[Do this]:
Return every entry exactly as written.

— start of Data supplied —

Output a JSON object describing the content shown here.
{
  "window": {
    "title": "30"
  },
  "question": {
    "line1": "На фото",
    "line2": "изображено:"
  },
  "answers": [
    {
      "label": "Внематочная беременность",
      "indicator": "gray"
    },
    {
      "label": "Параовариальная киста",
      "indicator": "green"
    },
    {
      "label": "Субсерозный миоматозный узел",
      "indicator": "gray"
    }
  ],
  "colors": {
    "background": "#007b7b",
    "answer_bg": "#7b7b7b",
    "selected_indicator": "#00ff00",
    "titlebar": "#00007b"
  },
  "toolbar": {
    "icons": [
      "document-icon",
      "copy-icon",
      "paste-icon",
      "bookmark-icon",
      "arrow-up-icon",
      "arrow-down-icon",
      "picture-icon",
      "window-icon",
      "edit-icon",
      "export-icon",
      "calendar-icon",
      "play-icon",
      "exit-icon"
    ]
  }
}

— end of Data supplied —

[Output of the task]:
Output a JSON object describing the content shown here.
{
  "window": {
    "title": "30"
  },
  "question": {
    "line1": "На фото",
    "line2": "изображено:"
  },
  "answers": [
    {
      "label": "Внематочная беременность",
      "indicator": "gray"
    },
    {
      "label": "Параовариальная киста",
      "indicator": "green"
    },
    {
      "label": "Субсерозный миоматозный узел",
      "indicator": "gray"
    }
  ],
  "colors": {
    "background": "#007b7b",
    "answer_bg": "#7b7b7b",
    "selected_indicator": "#00ff00",
    "titlebar": "#00007b"
  },
  "toolbar": {
    "icons": [
      "document-icon",
      "copy-icon",
      "paste-icon",
      "bookmark-icon",
      "arrow-up-icon",
      "arrow-down-icon",
      "picture-icon",
      "window-icon",
      "edit-icon",
      "export-icon",
      "calendar-icon",
      "play-icon",
      "exit-icon"
    ]
  }
}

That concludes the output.